Records that describe figures

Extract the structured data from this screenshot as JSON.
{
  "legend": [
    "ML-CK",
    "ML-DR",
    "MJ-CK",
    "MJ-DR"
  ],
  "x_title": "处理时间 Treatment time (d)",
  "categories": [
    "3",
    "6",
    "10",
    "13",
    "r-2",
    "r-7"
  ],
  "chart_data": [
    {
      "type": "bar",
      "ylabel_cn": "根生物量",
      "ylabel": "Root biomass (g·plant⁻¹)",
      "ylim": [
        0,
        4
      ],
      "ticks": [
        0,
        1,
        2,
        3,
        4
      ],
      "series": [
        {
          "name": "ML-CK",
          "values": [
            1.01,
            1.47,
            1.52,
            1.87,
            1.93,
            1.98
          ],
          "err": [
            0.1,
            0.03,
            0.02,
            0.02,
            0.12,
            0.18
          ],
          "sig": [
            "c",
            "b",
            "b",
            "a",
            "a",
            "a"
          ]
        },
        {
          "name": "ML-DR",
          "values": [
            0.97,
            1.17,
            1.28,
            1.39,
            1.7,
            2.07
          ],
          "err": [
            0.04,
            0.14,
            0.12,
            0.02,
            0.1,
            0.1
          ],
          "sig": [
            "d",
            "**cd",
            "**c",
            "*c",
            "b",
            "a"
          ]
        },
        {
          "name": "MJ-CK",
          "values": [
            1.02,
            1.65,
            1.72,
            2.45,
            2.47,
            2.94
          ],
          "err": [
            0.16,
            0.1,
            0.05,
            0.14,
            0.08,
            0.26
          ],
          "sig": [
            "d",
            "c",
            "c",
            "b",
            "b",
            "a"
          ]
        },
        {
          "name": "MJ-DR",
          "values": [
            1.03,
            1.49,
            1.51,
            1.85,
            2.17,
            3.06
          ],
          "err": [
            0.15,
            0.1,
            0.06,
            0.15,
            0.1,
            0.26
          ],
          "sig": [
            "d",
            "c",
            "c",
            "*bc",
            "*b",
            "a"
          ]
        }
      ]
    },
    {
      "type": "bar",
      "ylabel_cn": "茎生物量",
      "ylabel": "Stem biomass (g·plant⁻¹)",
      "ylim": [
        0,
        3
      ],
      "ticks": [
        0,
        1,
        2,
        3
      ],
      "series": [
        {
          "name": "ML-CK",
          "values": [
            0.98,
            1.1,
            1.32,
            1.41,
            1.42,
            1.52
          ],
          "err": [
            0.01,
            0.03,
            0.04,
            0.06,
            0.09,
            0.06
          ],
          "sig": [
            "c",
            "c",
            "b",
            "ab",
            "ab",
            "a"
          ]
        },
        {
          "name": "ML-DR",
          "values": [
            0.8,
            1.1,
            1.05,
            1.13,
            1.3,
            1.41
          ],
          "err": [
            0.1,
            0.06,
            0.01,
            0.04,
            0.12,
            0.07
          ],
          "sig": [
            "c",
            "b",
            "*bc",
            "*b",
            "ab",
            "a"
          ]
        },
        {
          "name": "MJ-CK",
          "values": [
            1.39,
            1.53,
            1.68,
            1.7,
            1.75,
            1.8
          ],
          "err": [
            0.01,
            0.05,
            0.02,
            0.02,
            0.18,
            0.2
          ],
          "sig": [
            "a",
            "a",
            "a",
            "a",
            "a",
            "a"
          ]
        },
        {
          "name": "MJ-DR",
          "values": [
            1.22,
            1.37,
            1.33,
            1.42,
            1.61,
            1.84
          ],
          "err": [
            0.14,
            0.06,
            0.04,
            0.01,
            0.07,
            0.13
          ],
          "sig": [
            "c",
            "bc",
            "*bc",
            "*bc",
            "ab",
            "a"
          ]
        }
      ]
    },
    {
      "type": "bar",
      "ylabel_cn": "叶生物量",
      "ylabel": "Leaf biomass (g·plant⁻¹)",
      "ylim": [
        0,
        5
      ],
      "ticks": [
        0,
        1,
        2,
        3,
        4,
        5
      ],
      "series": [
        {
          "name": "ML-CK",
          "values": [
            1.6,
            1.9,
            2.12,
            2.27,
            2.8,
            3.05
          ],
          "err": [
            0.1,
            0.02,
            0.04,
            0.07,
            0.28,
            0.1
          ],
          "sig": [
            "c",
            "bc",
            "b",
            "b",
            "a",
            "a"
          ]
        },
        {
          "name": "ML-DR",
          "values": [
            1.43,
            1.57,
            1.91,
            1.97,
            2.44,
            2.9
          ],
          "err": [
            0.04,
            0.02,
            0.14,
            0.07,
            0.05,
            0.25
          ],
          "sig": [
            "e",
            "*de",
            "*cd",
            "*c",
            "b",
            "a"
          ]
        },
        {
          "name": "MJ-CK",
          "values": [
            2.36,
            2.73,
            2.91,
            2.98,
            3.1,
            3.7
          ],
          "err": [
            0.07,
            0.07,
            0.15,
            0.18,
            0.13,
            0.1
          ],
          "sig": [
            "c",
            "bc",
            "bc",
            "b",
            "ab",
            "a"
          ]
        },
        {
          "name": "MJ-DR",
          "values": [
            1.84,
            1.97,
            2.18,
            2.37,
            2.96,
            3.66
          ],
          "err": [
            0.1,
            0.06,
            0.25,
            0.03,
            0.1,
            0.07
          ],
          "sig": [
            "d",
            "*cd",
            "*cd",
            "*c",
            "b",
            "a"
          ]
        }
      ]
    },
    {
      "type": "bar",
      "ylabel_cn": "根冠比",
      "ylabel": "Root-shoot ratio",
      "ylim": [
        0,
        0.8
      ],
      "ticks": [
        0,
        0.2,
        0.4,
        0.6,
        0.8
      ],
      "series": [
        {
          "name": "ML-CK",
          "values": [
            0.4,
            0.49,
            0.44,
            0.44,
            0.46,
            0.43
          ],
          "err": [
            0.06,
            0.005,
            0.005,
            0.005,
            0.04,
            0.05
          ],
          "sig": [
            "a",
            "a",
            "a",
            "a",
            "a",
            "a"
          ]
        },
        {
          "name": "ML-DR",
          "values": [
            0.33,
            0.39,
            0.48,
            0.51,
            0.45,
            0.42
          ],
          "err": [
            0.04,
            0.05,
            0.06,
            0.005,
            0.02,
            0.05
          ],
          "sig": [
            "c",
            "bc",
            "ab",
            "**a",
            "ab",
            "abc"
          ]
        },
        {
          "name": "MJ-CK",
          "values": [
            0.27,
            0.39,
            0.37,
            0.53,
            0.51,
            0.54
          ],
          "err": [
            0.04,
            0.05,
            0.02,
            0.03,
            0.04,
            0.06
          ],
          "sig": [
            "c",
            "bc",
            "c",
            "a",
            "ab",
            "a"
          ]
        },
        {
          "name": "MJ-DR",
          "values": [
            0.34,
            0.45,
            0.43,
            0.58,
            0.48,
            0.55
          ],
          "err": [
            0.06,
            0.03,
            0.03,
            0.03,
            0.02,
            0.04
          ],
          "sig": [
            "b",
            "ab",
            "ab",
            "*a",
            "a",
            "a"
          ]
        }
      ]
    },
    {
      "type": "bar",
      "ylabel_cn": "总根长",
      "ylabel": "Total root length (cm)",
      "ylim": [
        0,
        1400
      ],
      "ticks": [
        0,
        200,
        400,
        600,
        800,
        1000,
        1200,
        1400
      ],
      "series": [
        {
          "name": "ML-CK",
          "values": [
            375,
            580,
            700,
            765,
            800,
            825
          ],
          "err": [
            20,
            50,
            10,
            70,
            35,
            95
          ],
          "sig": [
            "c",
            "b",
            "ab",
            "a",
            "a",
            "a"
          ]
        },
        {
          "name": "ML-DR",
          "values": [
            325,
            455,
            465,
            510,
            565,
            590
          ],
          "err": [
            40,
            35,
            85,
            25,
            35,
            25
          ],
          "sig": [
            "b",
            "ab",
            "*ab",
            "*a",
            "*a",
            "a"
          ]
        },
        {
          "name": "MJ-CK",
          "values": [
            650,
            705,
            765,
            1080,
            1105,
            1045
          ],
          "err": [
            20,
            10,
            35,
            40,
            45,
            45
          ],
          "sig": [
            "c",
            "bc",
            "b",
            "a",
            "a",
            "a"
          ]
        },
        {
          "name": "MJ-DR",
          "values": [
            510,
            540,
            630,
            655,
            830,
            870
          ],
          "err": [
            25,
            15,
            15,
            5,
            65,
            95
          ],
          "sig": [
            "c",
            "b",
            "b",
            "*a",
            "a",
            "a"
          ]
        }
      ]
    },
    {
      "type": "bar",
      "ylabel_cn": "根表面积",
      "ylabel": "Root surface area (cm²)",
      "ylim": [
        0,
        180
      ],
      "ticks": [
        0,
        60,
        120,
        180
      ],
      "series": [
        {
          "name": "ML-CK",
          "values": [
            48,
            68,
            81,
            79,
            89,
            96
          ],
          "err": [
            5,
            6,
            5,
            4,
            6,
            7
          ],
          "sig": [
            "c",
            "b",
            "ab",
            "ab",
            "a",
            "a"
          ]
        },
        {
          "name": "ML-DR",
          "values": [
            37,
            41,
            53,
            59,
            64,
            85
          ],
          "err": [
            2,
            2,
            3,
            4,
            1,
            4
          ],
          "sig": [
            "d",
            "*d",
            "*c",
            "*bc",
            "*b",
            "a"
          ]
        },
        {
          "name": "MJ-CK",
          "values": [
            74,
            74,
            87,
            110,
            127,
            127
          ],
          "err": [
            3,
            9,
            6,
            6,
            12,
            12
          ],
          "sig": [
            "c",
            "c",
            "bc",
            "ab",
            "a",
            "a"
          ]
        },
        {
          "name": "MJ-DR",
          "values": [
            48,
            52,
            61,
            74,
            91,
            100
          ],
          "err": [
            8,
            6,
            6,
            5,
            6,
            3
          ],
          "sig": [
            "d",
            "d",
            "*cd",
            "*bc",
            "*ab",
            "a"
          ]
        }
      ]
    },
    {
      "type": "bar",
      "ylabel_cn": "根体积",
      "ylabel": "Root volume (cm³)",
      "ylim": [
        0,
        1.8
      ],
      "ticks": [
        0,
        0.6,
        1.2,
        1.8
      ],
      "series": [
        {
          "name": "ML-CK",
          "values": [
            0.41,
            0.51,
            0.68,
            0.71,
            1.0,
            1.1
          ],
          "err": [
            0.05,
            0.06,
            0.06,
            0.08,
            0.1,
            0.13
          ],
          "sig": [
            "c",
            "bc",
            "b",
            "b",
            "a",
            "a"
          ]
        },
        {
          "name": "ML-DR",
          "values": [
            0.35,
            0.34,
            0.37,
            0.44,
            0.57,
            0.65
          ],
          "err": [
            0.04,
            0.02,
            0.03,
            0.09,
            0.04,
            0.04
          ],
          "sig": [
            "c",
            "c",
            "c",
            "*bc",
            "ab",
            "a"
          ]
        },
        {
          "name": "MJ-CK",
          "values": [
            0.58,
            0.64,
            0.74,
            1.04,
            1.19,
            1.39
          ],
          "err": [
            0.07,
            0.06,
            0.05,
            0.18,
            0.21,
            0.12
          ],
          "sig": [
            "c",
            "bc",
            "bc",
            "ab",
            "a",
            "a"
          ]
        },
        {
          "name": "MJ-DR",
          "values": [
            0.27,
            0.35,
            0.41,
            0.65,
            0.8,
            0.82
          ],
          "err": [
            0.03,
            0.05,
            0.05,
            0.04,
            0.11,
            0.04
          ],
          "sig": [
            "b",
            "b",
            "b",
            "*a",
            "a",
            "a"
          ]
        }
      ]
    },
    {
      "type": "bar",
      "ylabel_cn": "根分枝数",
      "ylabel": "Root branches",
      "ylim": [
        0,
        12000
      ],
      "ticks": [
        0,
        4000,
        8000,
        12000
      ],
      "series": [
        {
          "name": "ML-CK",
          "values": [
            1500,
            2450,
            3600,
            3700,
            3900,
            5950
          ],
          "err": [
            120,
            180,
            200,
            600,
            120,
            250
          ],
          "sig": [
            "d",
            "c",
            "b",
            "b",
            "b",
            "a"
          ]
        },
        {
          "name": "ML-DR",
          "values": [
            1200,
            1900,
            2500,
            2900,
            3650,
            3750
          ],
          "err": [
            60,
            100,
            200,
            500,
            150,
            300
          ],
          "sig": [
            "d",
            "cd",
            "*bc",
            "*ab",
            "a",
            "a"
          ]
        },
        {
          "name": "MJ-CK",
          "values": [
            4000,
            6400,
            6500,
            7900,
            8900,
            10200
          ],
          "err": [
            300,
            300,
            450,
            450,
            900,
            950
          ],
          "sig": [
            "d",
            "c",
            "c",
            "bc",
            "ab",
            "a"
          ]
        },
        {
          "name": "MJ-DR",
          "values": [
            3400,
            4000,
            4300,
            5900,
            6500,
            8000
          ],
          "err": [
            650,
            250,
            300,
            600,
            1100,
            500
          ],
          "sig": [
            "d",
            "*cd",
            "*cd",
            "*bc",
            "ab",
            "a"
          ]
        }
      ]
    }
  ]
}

DIRECTION
Which lines of the data include "plant"? Copy each of them.

COMPLETE RESPONSE
      "ylabel": "Root biomass (g·plant⁻¹)",
      "ylabel": "Stem biomass (g·plant⁻¹)",
      "ylabel": "Leaf biomass (g·plant⁻¹)",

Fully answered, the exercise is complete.